-- JOB --
All of the material below is to be restated word for word, apart from the pictures.

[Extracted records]
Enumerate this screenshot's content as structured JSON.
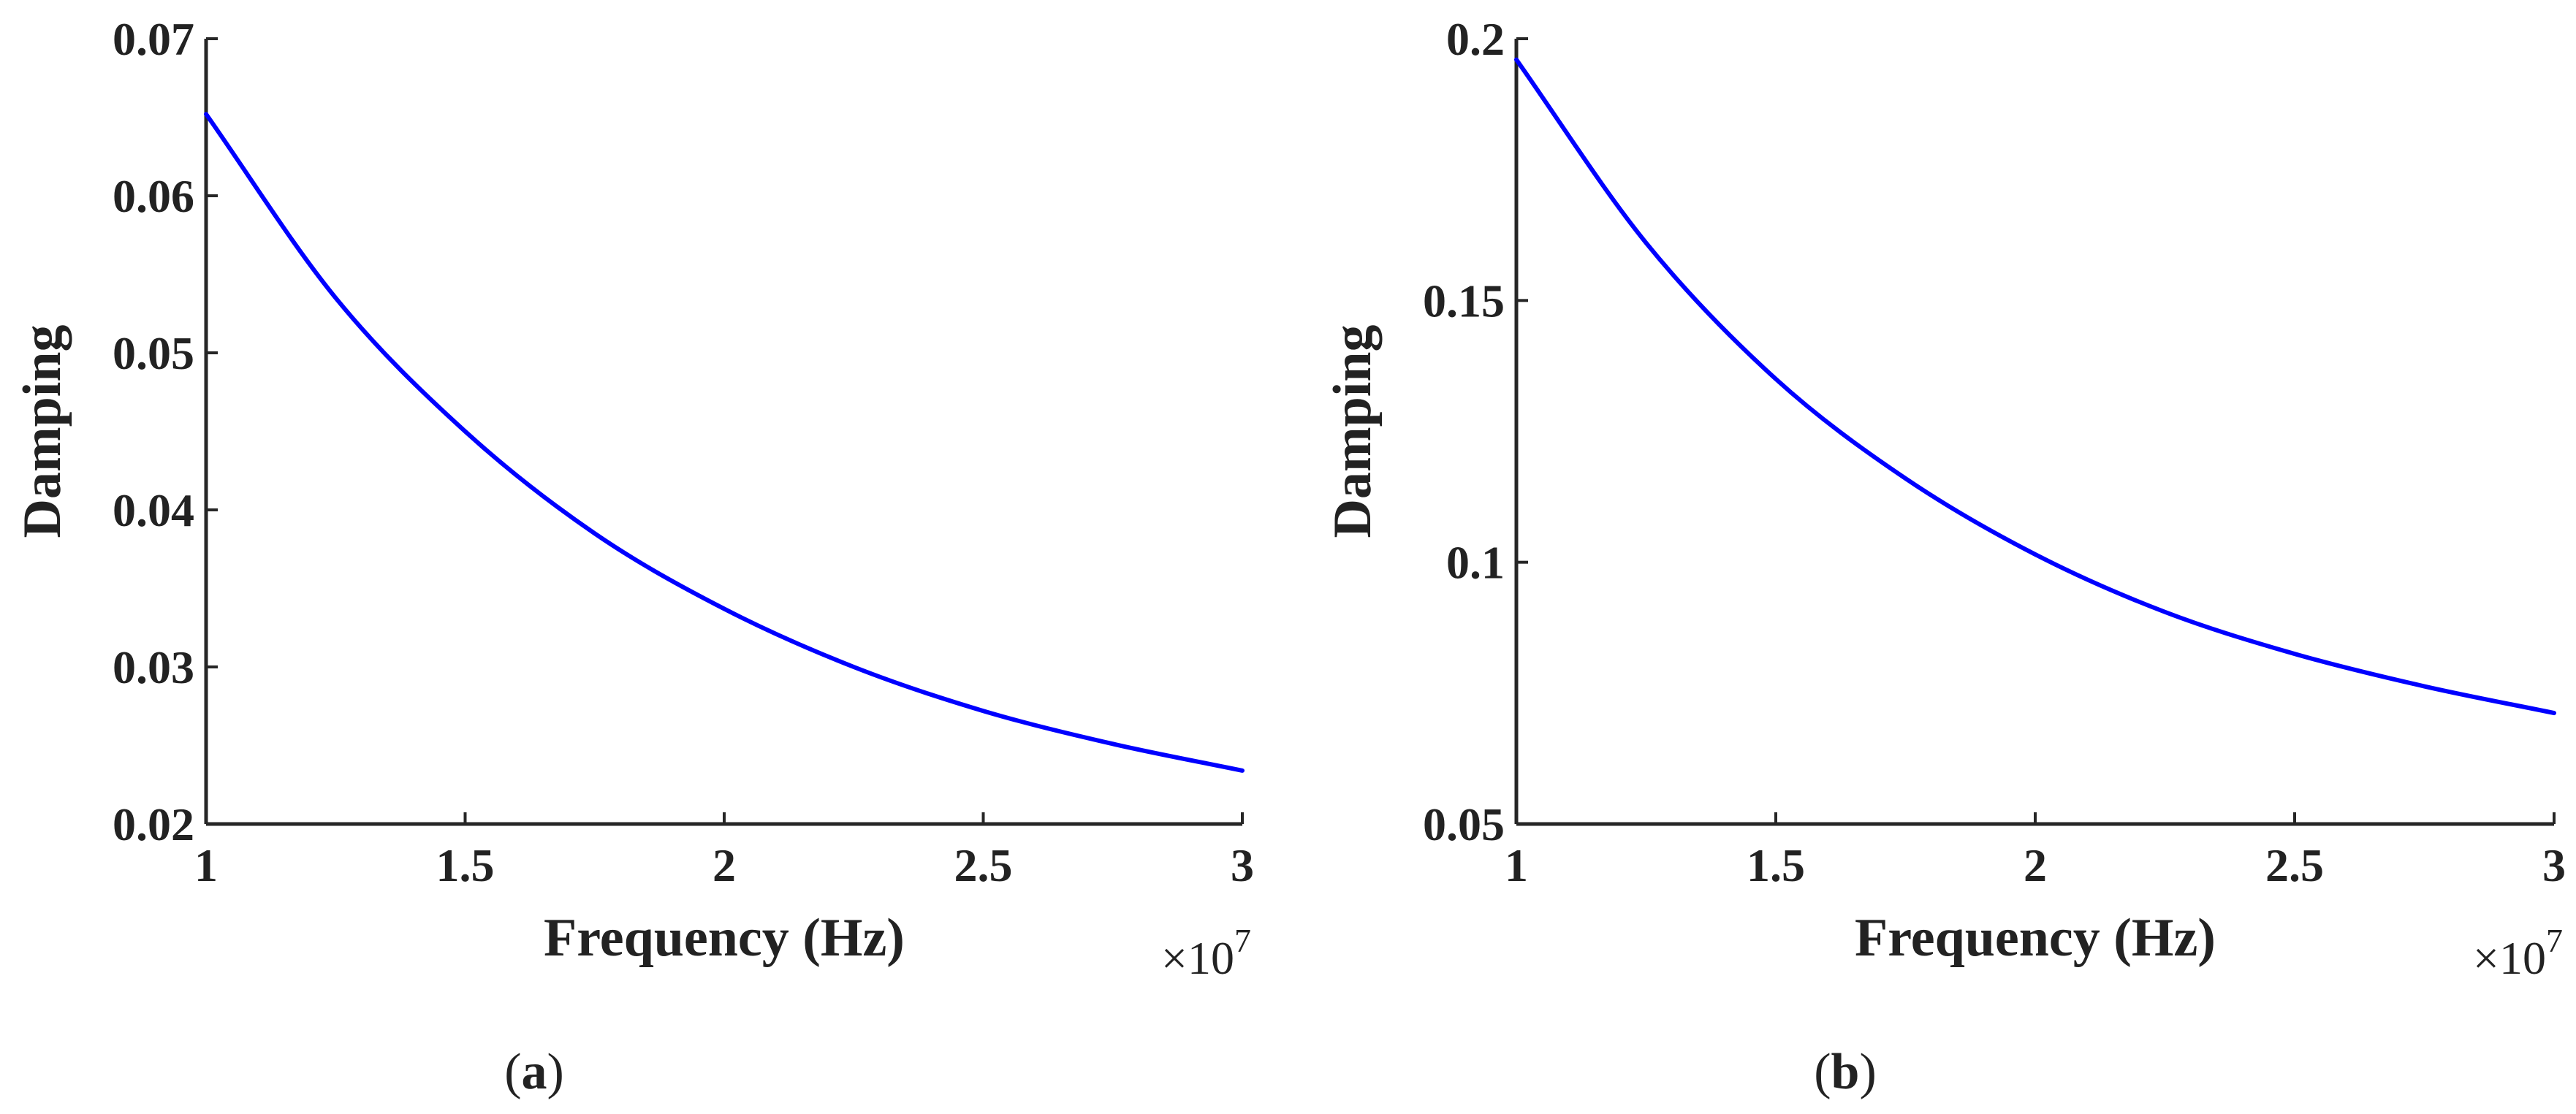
{
  "colors": {
    "line": "#0000ff",
    "axis": "#262626",
    "text": "#222222",
    "background": "#ffffff"
  },
  "chart_data": [
    {
      "type": "line",
      "panel_label": "a",
      "xlabel": "Frequency (Hz)",
      "ylabel": "Damping",
      "x_exponent_base": "×10",
      "x_exponent_power": "7",
      "xlim": [
        1,
        3
      ],
      "ylim": [
        0.02,
        0.07
      ],
      "x_ticks": [
        1,
        1.5,
        2,
        2.5,
        3
      ],
      "x_tick_labels": [
        "1",
        "1.5",
        "2",
        "2.5",
        "3"
      ],
      "y_ticks": [
        0.02,
        0.03,
        0.04,
        0.05,
        0.06,
        0.07
      ],
      "y_tick_labels": [
        "0.02",
        "0.03",
        "0.04",
        "0.05",
        "0.06",
        "0.07"
      ],
      "grid": false,
      "series": [
        {
          "color": "#0000ff",
          "x": [
            1.0,
            1.25,
            1.5,
            1.75,
            2.0,
            2.25,
            2.5,
            2.75,
            3.0
          ],
          "y": [
            0.0652,
            0.0535,
            0.045,
            0.0385,
            0.0337,
            0.03,
            0.0272,
            0.0251,
            0.0234
          ]
        }
      ]
    },
    {
      "type": "line",
      "panel_label": "b",
      "xlabel": "Frequency (Hz)",
      "ylabel": "Damping",
      "x_exponent_base": "×10",
      "x_exponent_power": "7",
      "xlim": [
        1,
        3
      ],
      "ylim": [
        0.05,
        0.2
      ],
      "x_ticks": [
        1,
        1.5,
        2,
        2.5,
        3
      ],
      "x_tick_labels": [
        "1",
        "1.5",
        "2",
        "2.5",
        "3"
      ],
      "y_ticks": [
        0.05,
        0.1,
        0.15,
        0.2
      ],
      "y_tick_labels": [
        "0.05",
        "0.1",
        "0.15",
        "0.2"
      ],
      "grid": false,
      "series": [
        {
          "color": "#0000ff",
          "x": [
            1.0,
            1.25,
            1.5,
            1.75,
            2.0,
            2.25,
            2.5,
            2.75,
            3.0
          ],
          "y": [
            0.196,
            0.161,
            0.135,
            0.116,
            0.1015,
            0.0905,
            0.0825,
            0.0763,
            0.0712
          ]
        }
      ]
    }
  ]
}
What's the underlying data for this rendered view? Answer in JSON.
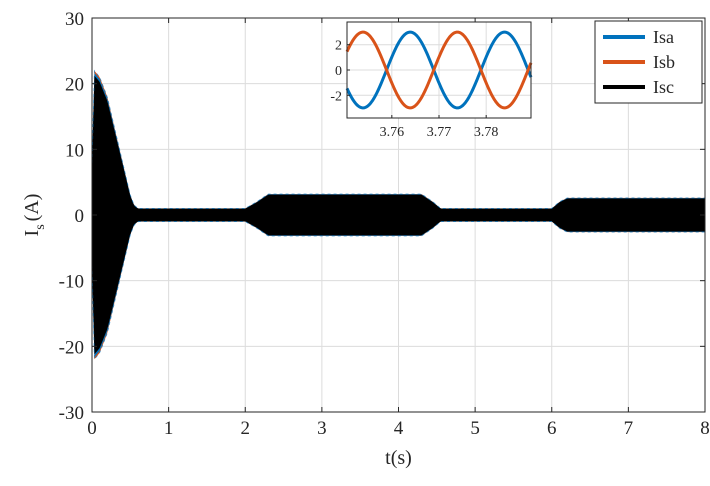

-- EXERCISE SOLUTION --
Enumerate this screenshot's content as structured JSON.
{
  "colors": {
    "line": "#0000ff",
    "axis": "#262626",
    "text": "#222222",
    "background": "#ffffff"
  },
  "chart_data": [
    {
      "type": "line",
      "panel_label": "a",
      "xlabel": "Frequency (Hz)",
      "ylabel": "Damping",
      "x_exponent_base": "×10",
      "x_exponent_power": "7",
      "xlim": [
        1,
        3
      ],
      "ylim": [
        0.02,
        0.07
      ],
      "x_ticks": [
        1,
        1.5,
        2,
        2.5,
        3
      ],
      "x_tick_labels": [
        "1",
        "1.5",
        "2",
        "2.5",
        "3"
      ],
      "y_ticks": [
        0.02,
        0.03,
        0.04,
        0.05,
        0.06,
        0.07
      ],
      "y_tick_labels": [
        "0.02",
        "0.03",
        "0.04",
        "0.05",
        "0.06",
        "0.07"
      ],
      "grid": false,
      "series": [
        {
          "color": "#0000ff",
          "x": [
            1.0,
            1.25,
            1.5,
            1.75,
            2.0,
            2.25,
            2.5,
            2.75,
            3.0
          ],
          "y": [
            0.0652,
            0.0535,
            0.045,
            0.0385,
            0.0337,
            0.03,
            0.0272,
            0.0251,
            0.0234
          ]
        }
      ]
    },
    {
      "type": "line",
      "panel_label": "b",
      "xlabel": "Frequency (Hz)",
      "ylabel": "Damping",
      "x_exponent_base": "×10",
      "x_exponent_power": "7",
      "xlim": [
        1,
        3
      ],
      "ylim": [
        0.05,
        0.2
      ],
      "x_ticks": [
        1,
        1.5,
        2,
        2.5,
        3
      ],
      "x_tick_labels": [
        "1",
        "1.5",
        "2",
        "2.5",
        "3"
      ],
      "y_ticks": [
        0.05,
        0.1,
        0.15,
        0.2
      ],
      "y_tick_labels": [
        "0.05",
        "0.1",
        "0.15",
        "0.2"
      ],
      "grid": false,
      "series": [
        {
          "color": "#0000ff",
          "x": [
            1.0,
            1.25,
            1.5,
            1.75,
            2.0,
            2.25,
            2.5,
            2.75,
            3.0
          ],
          "y": [
            0.196,
            0.161,
            0.135,
            0.116,
            0.1015,
            0.0905,
            0.0825,
            0.0763,
            0.0712
          ]
        }
      ]
    }
  ]
}
What's the underlying data for this rendered view? Answer in JSON.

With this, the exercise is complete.